- _Your task_
Using the data below, repeat all of it precisely.
-- Begin Data shown --
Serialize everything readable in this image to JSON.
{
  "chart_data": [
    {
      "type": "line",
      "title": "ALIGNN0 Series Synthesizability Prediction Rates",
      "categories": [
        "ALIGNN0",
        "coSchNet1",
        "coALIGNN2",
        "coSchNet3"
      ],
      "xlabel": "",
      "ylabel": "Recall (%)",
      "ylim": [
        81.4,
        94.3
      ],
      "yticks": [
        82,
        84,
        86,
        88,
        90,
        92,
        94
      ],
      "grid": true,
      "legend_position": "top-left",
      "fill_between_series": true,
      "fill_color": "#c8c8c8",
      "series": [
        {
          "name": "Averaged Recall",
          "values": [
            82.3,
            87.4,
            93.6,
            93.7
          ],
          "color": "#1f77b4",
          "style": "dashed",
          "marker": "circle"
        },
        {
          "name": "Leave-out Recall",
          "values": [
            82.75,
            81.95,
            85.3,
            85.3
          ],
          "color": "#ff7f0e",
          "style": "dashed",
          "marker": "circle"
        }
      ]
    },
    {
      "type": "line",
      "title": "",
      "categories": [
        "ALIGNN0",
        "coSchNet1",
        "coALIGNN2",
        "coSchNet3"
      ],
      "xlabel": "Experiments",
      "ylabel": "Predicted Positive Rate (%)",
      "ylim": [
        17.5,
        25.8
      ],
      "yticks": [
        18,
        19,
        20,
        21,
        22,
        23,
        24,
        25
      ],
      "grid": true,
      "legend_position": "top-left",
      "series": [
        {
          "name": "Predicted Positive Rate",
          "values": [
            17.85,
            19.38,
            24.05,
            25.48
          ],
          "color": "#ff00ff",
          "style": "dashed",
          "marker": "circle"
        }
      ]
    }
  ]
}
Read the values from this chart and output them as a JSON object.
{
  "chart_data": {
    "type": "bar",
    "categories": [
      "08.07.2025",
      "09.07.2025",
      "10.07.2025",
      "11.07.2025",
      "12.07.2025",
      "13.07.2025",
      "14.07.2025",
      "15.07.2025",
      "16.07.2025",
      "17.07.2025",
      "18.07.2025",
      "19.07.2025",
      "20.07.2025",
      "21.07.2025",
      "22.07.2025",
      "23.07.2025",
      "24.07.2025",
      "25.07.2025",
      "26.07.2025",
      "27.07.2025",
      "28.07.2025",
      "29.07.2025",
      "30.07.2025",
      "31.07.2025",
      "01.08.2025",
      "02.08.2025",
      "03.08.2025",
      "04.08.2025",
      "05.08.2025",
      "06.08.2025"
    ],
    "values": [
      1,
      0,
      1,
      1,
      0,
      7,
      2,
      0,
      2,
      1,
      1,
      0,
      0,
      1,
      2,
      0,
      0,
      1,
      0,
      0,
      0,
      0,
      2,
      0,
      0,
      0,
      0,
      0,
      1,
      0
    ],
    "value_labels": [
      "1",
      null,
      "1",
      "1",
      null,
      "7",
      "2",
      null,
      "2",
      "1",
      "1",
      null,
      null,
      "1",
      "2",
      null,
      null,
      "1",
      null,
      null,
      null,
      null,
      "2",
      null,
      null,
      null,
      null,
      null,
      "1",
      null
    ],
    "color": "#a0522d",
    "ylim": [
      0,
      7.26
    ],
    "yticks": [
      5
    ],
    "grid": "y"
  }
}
-- End Data shown --
- _Reply to the task_
Serialize everything readable in this image to JSON.
{
  "chart_data": [
    {
      "type": "line",
      "title": "ALIGNN0 Series Synthesizability Prediction Rates",
      "categories": [
        "ALIGNN0",
        "coSchNet1",
        "coALIGNN2",
        "coSchNet3"
      ],
      "xlabel": "",
      "ylabel": "Recall (%)",
      "ylim": [
        81.4,
        94.3
      ],
      "yticks": [
        82,
        84,
        86,
        88,
        90,
        92,
        94
      ],
      "grid": true,
      "legend_position": "top-left",
      "fill_between_series": true,
      "fill_color": "#c8c8c8",
      "series": [
        {
          "name": "Averaged Recall",
          "values": [
            82.3,
            87.4,
            93.6,
            93.7
          ],
          "color": "#1f77b4",
          "style": "dashed",
          "marker": "circle"
        },
        {
          "name": "Leave-out Recall",
          "values": [
            82.75,
            81.95,
            85.3,
            85.3
          ],
          "color": "#ff7f0e",
          "style": "dashed",
          "marker": "circle"
        }
      ]
    },
    {
      "type": "line",
      "title": "",
      "categories": [
        "ALIGNN0",
        "coSchNet1",
        "coALIGNN2",
        "coSchNet3"
      ],
      "xlabel": "Experiments",
      "ylabel": "Predicted Positive Rate (%)",
      "ylim": [
        17.5,
        25.8
      ],
      "yticks": [
        18,
        19,
        20,
        21,
        22,
        23,
        24,
        25
      ],
      "grid": true,
      "legend_position": "top-left",
      "series": [
        {
          "name": "Predicted Positive Rate",
          "values": [
            17.85,
            19.38,
            24.05,
            25.48
          ],
          "color": "#ff00ff",
          "style": "dashed",
          "marker": "circle"
        }
      ]
    }
  ]
}
Read the values from this chart and output them as a JSON object.
{
  "chart_data": {
    "type": "bar",
    "categories": [
      "08.07.2025",
      "09.07.2025",
      "10.07.2025",
      "11.07.2025",
      "12.07.2025",
      "13.07.2025",
      "14.07.2025",
      "15.07.2025",
      "16.07.2025",
      "17.07.2025",
      "18.07.2025",
      "19.07.2025",
      "20.07.2025",
      "21.07.2025",
      "22.07.2025",
      "23.07.2025",
      "24.07.2025",
      "25.07.2025",
      "26.07.2025",
      "27.07.2025",
      "28.07.2025",
      "29.07.2025",
      "30.07.2025",
      "31.07.2025",
      "01.08.2025",
      "02.08.2025",
      "03.08.2025",
      "04.08.2025",
      "05.08.2025",
      "06.08.2025"
    ],
    "values": [
      1,
      0,
      1,
      1,
      0,
      7,
      2,
      0,
      2,
      1,
      1,
      0,
      0,
      1,
      2,
      0,
      0,
      1,
      0,
      0,
      0,
      0,
      2,
      0,
      0,
      0,
      0,
      0,
      1,
      0
    ],
    "value_labels": [
      "1",
      null,
      "1",
      "1",
      null,
      "7",
      "2",
      null,
      "2",
      "1",
      "1",
      null,
      null,
      "1",
      "2",
      null,
      null,
      "1",
      null,
      null,
      null,
      null,
      "2",
      null,
      null,
      null,
      null,
      null,
      "1",
      null
    ],
    "color": "#a0522d",
    "ylim": [
      0,
      7.26
    ],
    "yticks": [
      5
    ],
    "grid": "y"
  }
}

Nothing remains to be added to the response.